[Structured figure records]
Begin

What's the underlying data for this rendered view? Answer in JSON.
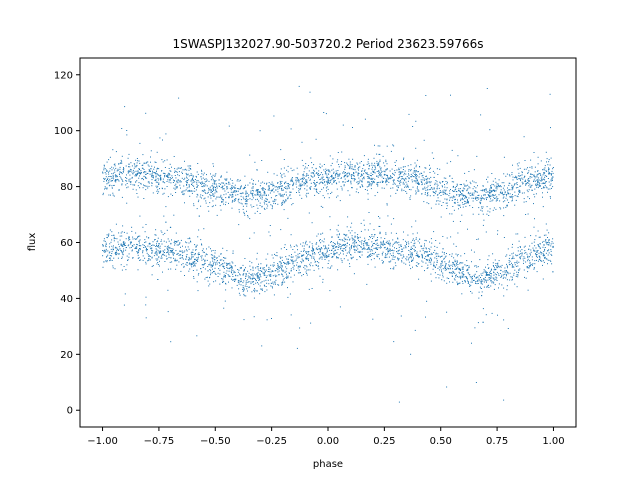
{
  "chart_data": {
    "type": "scatter",
    "title": "1SWASPJ132027.90-503720.2 Period 23623.59766s",
    "xlabel": "phase",
    "ylabel": "flux",
    "xlim": [
      -1.1,
      1.1
    ],
    "ylim": [
      -6,
      126
    ],
    "xticks": [
      -1.0,
      -0.75,
      -0.5,
      -0.25,
      0.0,
      0.25,
      0.5,
      0.75,
      1.0
    ],
    "xtick_labels": [
      "−1.00",
      "−0.75",
      "−0.50",
      "−0.25",
      "0.00",
      "0.25",
      "0.50",
      "0.75",
      "1.00"
    ],
    "yticks": [
      0,
      20,
      40,
      60,
      80,
      100,
      120
    ],
    "ytick_labels": [
      "0",
      "20",
      "40",
      "60",
      "80",
      "100",
      "120"
    ],
    "grid": false,
    "marker_color": "#1f77b4",
    "series": [
      {
        "x": [
          -1.0,
          -0.9,
          -0.8,
          -0.7,
          -0.6,
          -0.5,
          -0.4,
          -0.33,
          -0.25,
          -0.15,
          -0.05,
          0.05,
          0.15,
          0.25,
          0.35,
          0.45,
          0.55,
          0.67,
          0.75,
          0.85,
          0.95,
          1.0
        ],
        "y": [
          83,
          84,
          84,
          83,
          81,
          79,
          77,
          76,
          78,
          81,
          83,
          84,
          84,
          84,
          83,
          81,
          78,
          76,
          78,
          81,
          83,
          83
        ],
        "spread": 4
      },
      {
        "x": [
          -1.0,
          -0.9,
          -0.8,
          -0.7,
          -0.6,
          -0.5,
          -0.4,
          -0.33,
          -0.25,
          -0.15,
          -0.05,
          0.05,
          0.15,
          0.25,
          0.35,
          0.45,
          0.55,
          0.67,
          0.75,
          0.85,
          0.95,
          1.0
        ],
        "y": [
          57,
          58,
          58,
          57,
          55,
          52,
          48,
          46,
          49,
          53,
          56,
          58,
          59,
          58,
          57,
          55,
          51,
          46,
          49,
          53,
          57,
          58
        ],
        "spread": 4
      }
    ]
  }
}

End

Task statement: Write the lines above out again exactly, without any of their pictures.

Result for this exercise:
What's the underlying data for this rendered view? Answer in JSON.
{
  "chart_data": {
    "type": "scatter",
    "title": "1SWASPJ132027.90-503720.2 Period 23623.59766s",
    "xlabel": "phase",
    "ylabel": "flux",
    "xlim": [
      -1.1,
      1.1
    ],
    "ylim": [
      -6,
      126
    ],
    "xticks": [
      -1.0,
      -0.75,
      -0.5,
      -0.25,
      0.0,
      0.25,
      0.5,
      0.75,
      1.0
    ],
    "xtick_labels": [
      "−1.00",
      "−0.75",
      "−0.50",
      "−0.25",
      "0.00",
      "0.25",
      "0.50",
      "0.75",
      "1.00"
    ],
    "yticks": [
      0,
      20,
      40,
      60,
      80,
      100,
      120
    ],
    "ytick_labels": [
      "0",
      "20",
      "40",
      "60",
      "80",
      "100",
      "120"
    ],
    "grid": false,
    "marker_color": "#1f77b4",
    "series": [
      {
        "x": [
          -1.0,
          -0.9,
          -0.8,
          -0.7,
          -0.6,
          -0.5,
          -0.4,
          -0.33,
          -0.25,
          -0.15,
          -0.05,
          0.05,
          0.15,
          0.25,
          0.35,
          0.45,
          0.55,
          0.67,
          0.75,
          0.85,
          0.95,
          1.0
        ],
        "y": [
          83,
          84,
          84,
          83,
          81,
          79,
          77,
          76,
          78,
          81,
          83,
          84,
          84,
          84,
          83,
          81,
          78,
          76,
          78,
          81,
          83,
          83
        ],
        "spread": 4
      },
      {
        "x": [
          -1.0,
          -0.9,
          -0.8,
          -0.7,
          -0.6,
          -0.5,
          -0.4,
          -0.33,
          -0.25,
          -0.15,
          -0.05,
          0.05,
          0.15,
          0.25,
          0.35,
          0.45,
          0.55,
          0.67,
          0.75,
          0.85,
          0.95,
          1.0
        ],
        "y": [
          57,
          58,
          58,
          57,
          55,
          52,
          48,
          46,
          49,
          53,
          56,
          58,
          59,
          58,
          57,
          55,
          51,
          46,
          49,
          53,
          57,
          58
        ],
        "spread": 4
      }
    ]
  }
}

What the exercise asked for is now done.